**Exercise aim:** The entries below are to be repeated exactly as they stand.

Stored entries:

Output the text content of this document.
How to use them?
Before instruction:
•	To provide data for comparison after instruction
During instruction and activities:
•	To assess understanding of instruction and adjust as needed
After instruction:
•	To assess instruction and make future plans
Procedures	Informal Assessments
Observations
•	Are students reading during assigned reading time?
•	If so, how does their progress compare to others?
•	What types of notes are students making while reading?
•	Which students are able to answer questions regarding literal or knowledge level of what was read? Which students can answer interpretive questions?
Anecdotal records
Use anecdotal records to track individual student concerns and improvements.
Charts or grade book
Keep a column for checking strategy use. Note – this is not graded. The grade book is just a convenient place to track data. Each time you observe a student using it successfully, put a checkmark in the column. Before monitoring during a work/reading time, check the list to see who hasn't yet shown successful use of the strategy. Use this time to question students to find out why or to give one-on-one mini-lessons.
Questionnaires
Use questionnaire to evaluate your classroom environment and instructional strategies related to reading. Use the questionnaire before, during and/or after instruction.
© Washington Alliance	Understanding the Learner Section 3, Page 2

**Completed task:**
Output the text content of this document.
How to use them?
Before instruction:
•	To provide data for comparison after instruction
During instruction and activities:
•	To assess understanding of instruction and adjust as needed
After instruction:
•	To assess instruction and make future plans
Procedures	Informal Assessments
Observations
•	Are students reading during assigned reading time?
•	If so, how does their progress compare to others?
•	What types of notes are students making while reading?
•	Which students are able to answer questions regarding literal or knowledge level of what was read? Which students can answer interpretive questions?
Anecdotal records
Use anecdotal records to track individual student concerns and improvements.
Charts or grade book
Keep a column for checking strategy use. Note – this is not graded. The grade book is just a convenient place to track data. Each time you observe a student using it successfully, put a checkmark in the column. Before monitoring during a work/reading time, check the list to see who hasn't yet shown successful use of the strategy. Use this time to question students to find out why or to give one-on-one mini-lessons.
Questionnaires
Use questionnaire to evaluate your classroom environment and instructional strategies related to reading. Use the questionnaire before, during and/or after instruction.
© Washington Alliance	Understanding the Learner Section 3, Page 2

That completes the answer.